### Exercise task
Drop all images and give the records again exactly.
++++ Dataset records ++++
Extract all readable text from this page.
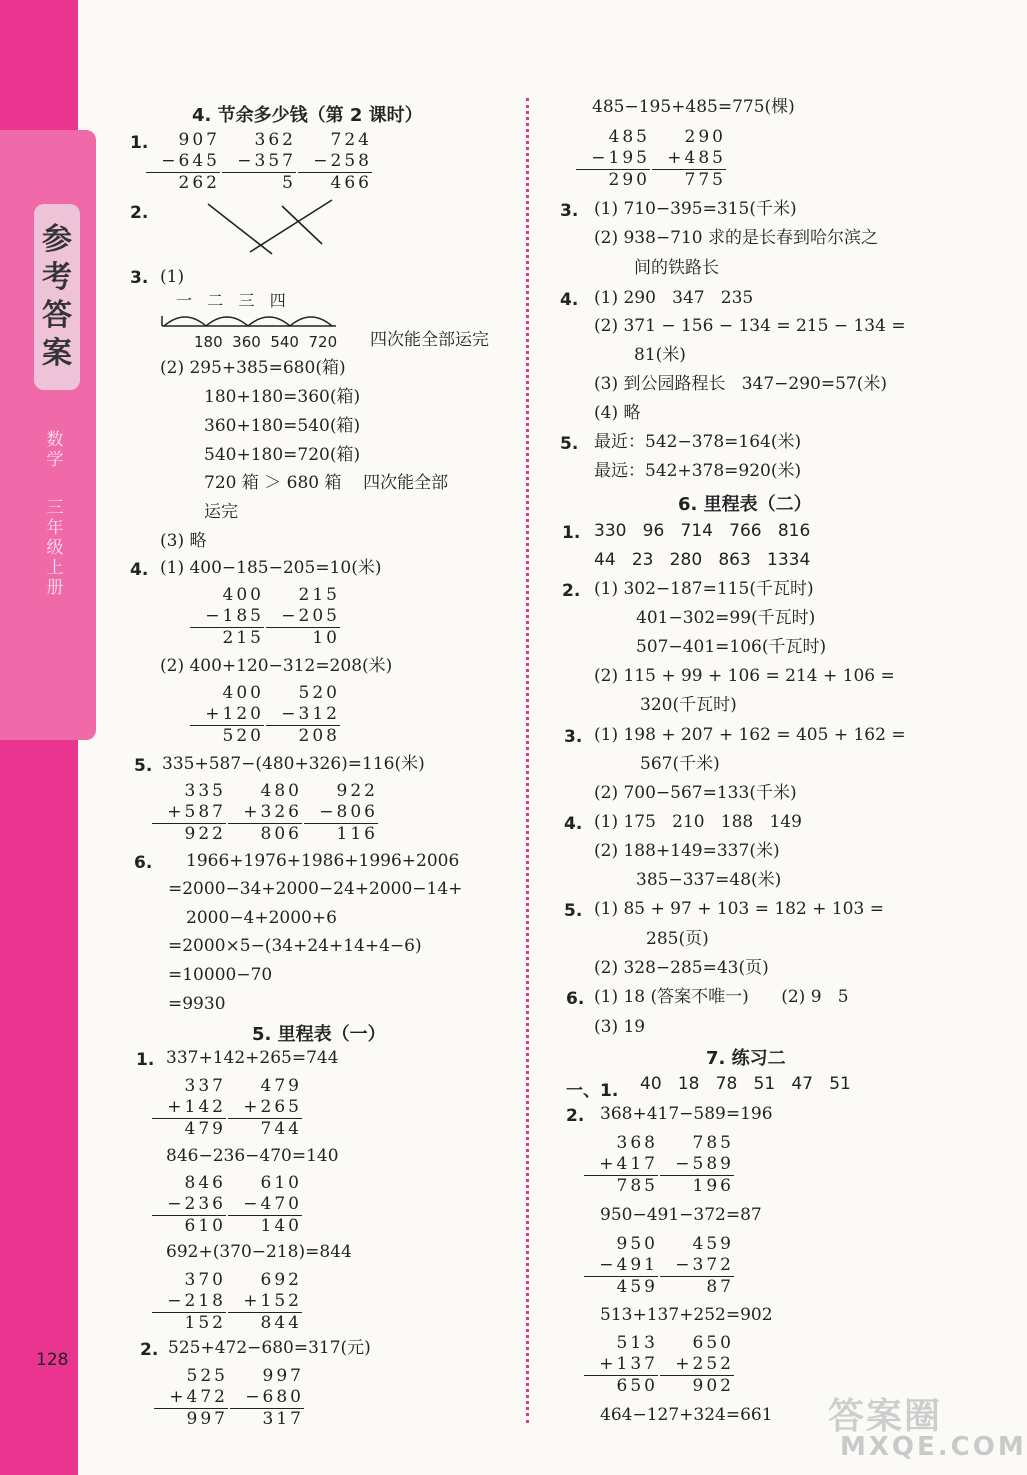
参
考
答
案
数
学
三
年
级
上
册
128
4. 节余多少钱（第 2 课时）
1.	907
−645
262
362
−357
5
724
−258
466
2.
3. (1)
一   二   三   四
180  360  540  720 四次能全部运完
(2) 295+385=680(箱)
180+180=360(箱)
360+180=540(箱)
540+180=720(箱)
720 箱 ＞ 680 箱    四次能全部
运完
(3) 略
4. (1) 400−185−205=10(米)
400
−185
215
215
−205
10
(2) 400+120−312=208(米)
400
+120
520
520
−312
208
5. 335+587−(480+326)=116(米)
335
+587
922
480
+326
806
922
−806
116
6. 1966+1976+1986+1996+2006
=2000−34+2000−24+2000−14+
2000−4+2000+6
=2000×5−(34+24+14+4−6)
=10000−70
=9930
5. 里程表（一）
1. 337+142+265=744
337
+142
479
479
+265
744
846−236−470=140
846
−236
610
610
−470
140
692+(370−218)=844
370
−218
152
692
+152
844
2. 525+472−680=317(元)
525
+472
997
997
−680
317
485−195+485=775(棵)
485
−195
290
290
+485
775
3. (1) 710−395=315(千米)
(2) 938−710 求的是长春到哈尔滨之
间的铁路长
4. (1) 290   347   235
(2) 371 − 156 − 134 = 215 − 134 =
81(米)
(3) 到公园路程长   347−290=57(米)
(4) 略
5. 最近：542−378=164(米)
最远：542+378=920(米)
6. 里程表（二）
1. 330   96   714   766   816
44   23   280   863   1334
2. (1) 302−187=115(千瓦时)
401−302=99(千瓦时)
507−401=106(千瓦时)
(2) 115 + 99 + 106 = 214 + 106 =
320(千瓦时)
3. (1) 198 + 207 + 162 = 405 + 162 =
567(千米)
(2) 700−567=133(千米)
4. (1) 175   210   188   149
(2) 188+149=337(米)
385−337=48(米)
5. (1) 85 + 97 + 103 = 182 + 103 =
285(页)
(2) 328−285=43(页)
6. (1) 18 (答案不唯一)      (2) 9   5
(3) 19
7. 练习二
一、1. 40   18   78   51   47   51
2. 368+417−589=196
368
+417
785
785
−589
196
950−491−372=87
950
−491
459
459
−372
87
513+137+252=902
513
+137
650
650
+252
902
464−127+324=661 答案圈
MXQE.COM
++++
### Response below
Extract all readable text from this page.
参
考
答
案
数
学
三
年
级
上
册
128
4. 节余多少钱（第 2 课时）
1.	907
−645
262
362
−357
5
724
−258
466
2.
3. (1)
一   二   三   四
180  360  540  720 四次能全部运完
(2) 295+385=680(箱)
180+180=360(箱)
360+180=540(箱)
540+180=720(箱)
720 箱 ＞ 680 箱    四次能全部
运完
(3) 略
4. (1) 400−185−205=10(米)
400
−185
215
215
−205
10
(2) 400+120−312=208(米)
400
+120
520
520
−312
208
5. 335+587−(480+326)=116(米)
335
+587
922
480
+326
806
922
−806
116
6. 1966+1976+1986+1996+2006
=2000−34+2000−24+2000−14+
2000−4+2000+6
=2000×5−(34+24+14+4−6)
=10000−70
=9930
5. 里程表（一）
1. 337+142+265=744
337
+142
479
479
+265
744
846−236−470=140
846
−236
610
610
−470
140
692+(370−218)=844
370
−218
152
692
+152
844
2. 525+472−680=317(元)
525
+472
997
997
−680
317
485−195+485=775(棵)
485
−195
290
290
+485
775
3. (1) 710−395=315(千米)
(2) 938−710 求的是长春到哈尔滨之
间的铁路长
4. (1) 290   347   235
(2) 371 − 156 − 134 = 215 − 134 =
81(米)
(3) 到公园路程长   347−290=57(米)
(4) 略
5. 最近：542−378=164(米)
最远：542+378=920(米)
6. 里程表（二）
1. 330   96   714   766   816
44   23   280   863   1334
2. (1) 302−187=115(千瓦时)
401−302=99(千瓦时)
507−401=106(千瓦时)
(2) 115 + 99 + 106 = 214 + 106 =
320(千瓦时)
3. (1) 198 + 207 + 162 = 405 + 162 =
567(千米)
(2) 700−567=133(千米)
4. (1) 175   210   188   149
(2) 188+149=337(米)
385−337=48(米)
5. (1) 85 + 97 + 103 = 182 + 103 =
285(页)
(2) 328−285=43(页)
6. (1) 18 (答案不唯一)      (2) 9   5
(3) 19
7. 练习二
一、1. 40   18   78   51   47   51
2. 368+417−589=196
368
+417
785
785
−589
196
950−491−372=87
950
−491
459
459
−372
87
513+137+252=902
513
+137
650
650
+252
902
464−127+324=661 答案圈
MXQE.COM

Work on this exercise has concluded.